WORK INSTRUCTIONS:
Print all of the lines exactly. Any picture among them stays out.

.....

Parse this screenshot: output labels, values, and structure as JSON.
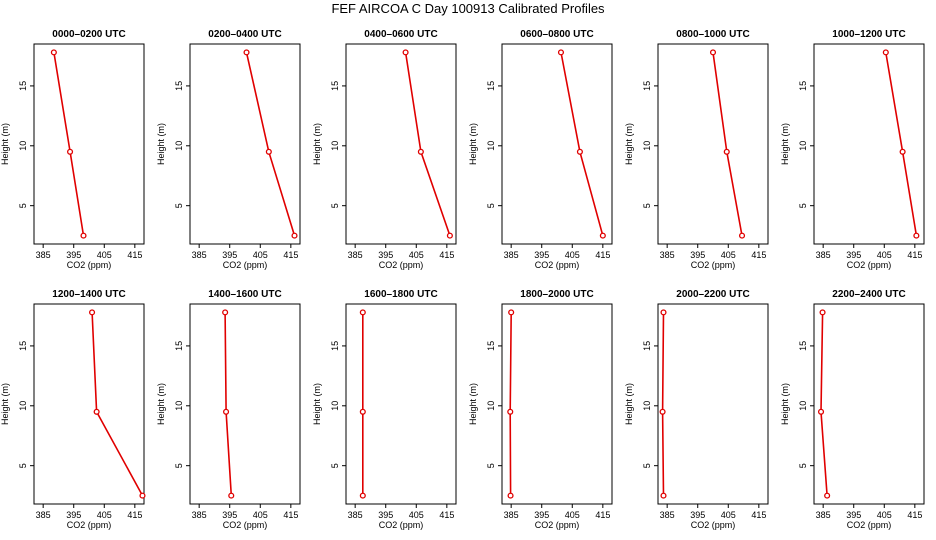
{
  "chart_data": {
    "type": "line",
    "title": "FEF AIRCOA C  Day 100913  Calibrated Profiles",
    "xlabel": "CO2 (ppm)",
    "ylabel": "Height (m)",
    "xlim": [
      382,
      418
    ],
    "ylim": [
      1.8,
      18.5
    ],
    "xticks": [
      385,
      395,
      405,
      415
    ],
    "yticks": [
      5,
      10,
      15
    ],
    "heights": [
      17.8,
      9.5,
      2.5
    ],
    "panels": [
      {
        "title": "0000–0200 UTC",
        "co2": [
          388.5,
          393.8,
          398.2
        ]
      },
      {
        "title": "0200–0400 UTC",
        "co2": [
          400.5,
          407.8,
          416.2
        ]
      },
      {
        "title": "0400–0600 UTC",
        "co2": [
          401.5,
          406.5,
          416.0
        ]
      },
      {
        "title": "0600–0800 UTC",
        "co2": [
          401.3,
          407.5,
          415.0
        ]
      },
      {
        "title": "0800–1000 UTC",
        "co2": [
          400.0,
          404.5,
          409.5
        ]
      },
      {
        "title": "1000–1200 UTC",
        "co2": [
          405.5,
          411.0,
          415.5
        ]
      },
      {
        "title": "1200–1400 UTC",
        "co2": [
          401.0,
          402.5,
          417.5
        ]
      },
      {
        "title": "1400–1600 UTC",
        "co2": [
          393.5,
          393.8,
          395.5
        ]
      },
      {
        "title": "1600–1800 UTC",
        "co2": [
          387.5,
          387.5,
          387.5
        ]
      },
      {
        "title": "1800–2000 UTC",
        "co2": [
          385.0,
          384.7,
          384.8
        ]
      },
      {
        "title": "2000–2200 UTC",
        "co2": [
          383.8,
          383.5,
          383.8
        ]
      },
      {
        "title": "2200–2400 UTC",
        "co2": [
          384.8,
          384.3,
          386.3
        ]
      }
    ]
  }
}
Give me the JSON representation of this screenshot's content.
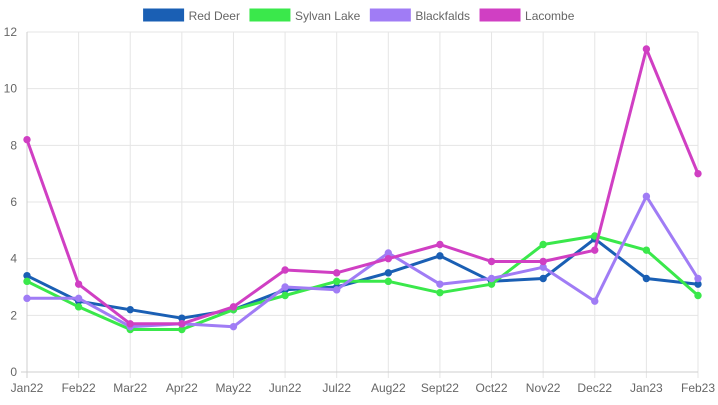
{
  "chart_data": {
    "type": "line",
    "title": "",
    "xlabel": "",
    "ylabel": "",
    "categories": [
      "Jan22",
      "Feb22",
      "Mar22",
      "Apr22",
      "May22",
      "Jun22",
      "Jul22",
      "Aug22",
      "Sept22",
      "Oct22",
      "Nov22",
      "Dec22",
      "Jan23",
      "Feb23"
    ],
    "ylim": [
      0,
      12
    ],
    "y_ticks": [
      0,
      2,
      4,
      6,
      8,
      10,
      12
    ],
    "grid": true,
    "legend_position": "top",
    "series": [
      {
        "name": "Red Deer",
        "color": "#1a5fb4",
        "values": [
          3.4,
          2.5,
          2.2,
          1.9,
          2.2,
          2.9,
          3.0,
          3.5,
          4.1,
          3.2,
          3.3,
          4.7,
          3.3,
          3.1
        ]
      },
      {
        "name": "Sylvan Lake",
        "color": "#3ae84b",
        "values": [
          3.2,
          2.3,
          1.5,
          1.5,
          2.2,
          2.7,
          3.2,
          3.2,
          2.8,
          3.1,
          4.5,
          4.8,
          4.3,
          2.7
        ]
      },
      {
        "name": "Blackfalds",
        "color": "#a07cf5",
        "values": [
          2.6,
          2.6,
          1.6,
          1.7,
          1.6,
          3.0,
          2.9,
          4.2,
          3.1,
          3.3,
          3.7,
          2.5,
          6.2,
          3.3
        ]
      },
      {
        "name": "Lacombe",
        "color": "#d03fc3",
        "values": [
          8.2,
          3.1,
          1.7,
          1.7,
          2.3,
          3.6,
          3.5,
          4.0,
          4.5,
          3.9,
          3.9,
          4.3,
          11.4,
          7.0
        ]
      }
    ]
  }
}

.....

RESULT OF THE EXERCISE:
Parse this screenshot: output labels, values, and structure as JSON.
{
  "chart_data": {
    "type": "line",
    "title": "FEF AIRCOA C  Day 100913  Calibrated Profiles",
    "xlabel": "CO2 (ppm)",
    "ylabel": "Height (m)",
    "xlim": [
      382,
      418
    ],
    "ylim": [
      1.8,
      18.5
    ],
    "xticks": [
      385,
      395,
      405,
      415
    ],
    "yticks": [
      5,
      10,
      15
    ],
    "heights": [
      17.8,
      9.5,
      2.5
    ],
    "panels": [
      {
        "title": "0000–0200 UTC",
        "co2": [
          388.5,
          393.8,
          398.2
        ]
      },
      {
        "title": "0200–0400 UTC",
        "co2": [
          400.5,
          407.8,
          416.2
        ]
      },
      {
        "title": "0400–0600 UTC",
        "co2": [
          401.5,
          406.5,
          416.0
        ]
      },
      {
        "title": "0600–0800 UTC",
        "co2": [
          401.3,
          407.5,
          415.0
        ]
      },
      {
        "title": "0800–1000 UTC",
        "co2": [
          400.0,
          404.5,
          409.5
        ]
      },
      {
        "title": "1000–1200 UTC",
        "co2": [
          405.5,
          411.0,
          415.5
        ]
      },
      {
        "title": "1200–1400 UTC",
        "co2": [
          401.0,
          402.5,
          417.5
        ]
      },
      {
        "title": "1400–1600 UTC",
        "co2": [
          393.5,
          393.8,
          395.5
        ]
      },
      {
        "title": "1600–1800 UTC",
        "co2": [
          387.5,
          387.5,
          387.5
        ]
      },
      {
        "title": "1800–2000 UTC",
        "co2": [
          385.0,
          384.7,
          384.8
        ]
      },
      {
        "title": "2000–2200 UTC",
        "co2": [
          383.8,
          383.5,
          383.8
        ]
      },
      {
        "title": "2200–2400 UTC",
        "co2": [
          384.8,
          384.3,
          386.3
        ]
      }
    ]
  }
}
Give me the JSON representation of this screenshot's content.
{
  "chart_data": {
    "type": "line",
    "title": "",
    "xlabel": "",
    "ylabel": "",
    "categories": [
      "Jan22",
      "Feb22",
      "Mar22",
      "Apr22",
      "May22",
      "Jun22",
      "Jul22",
      "Aug22",
      "Sept22",
      "Oct22",
      "Nov22",
      "Dec22",
      "Jan23",
      "Feb23"
    ],
    "ylim": [
      0,
      12
    ],
    "y_ticks": [
      0,
      2,
      4,
      6,
      8,
      10,
      12
    ],
    "grid": true,
    "legend_position": "top",
    "series": [
      {
        "name": "Red Deer",
        "color": "#1a5fb4",
        "values": [
          3.4,
          2.5,
          2.2,
          1.9,
          2.2,
          2.9,
          3.0,
          3.5,
          4.1,
          3.2,
          3.3,
          4.7,
          3.3,
          3.1
        ]
      },
      {
        "name": "Sylvan Lake",
        "color": "#3ae84b",
        "values": [
          3.2,
          2.3,
          1.5,
          1.5,
          2.2,
          2.7,
          3.2,
          3.2,
          2.8,
          3.1,
          4.5,
          4.8,
          4.3,
          2.7
        ]
      },
      {
        "name": "Blackfalds",
        "color": "#a07cf5",
        "values": [
          2.6,
          2.6,
          1.6,
          1.7,
          1.6,
          3.0,
          2.9,
          4.2,
          3.1,
          3.3,
          3.7,
          2.5,
          6.2,
          3.3
        ]
      },
      {
        "name": "Lacombe",
        "color": "#d03fc3",
        "values": [
          8.2,
          3.1,
          1.7,
          1.7,
          2.3,
          3.6,
          3.5,
          4.0,
          4.5,
          3.9,
          3.9,
          4.3,
          11.4,
          7.0
        ]
      }
    ]
  }
}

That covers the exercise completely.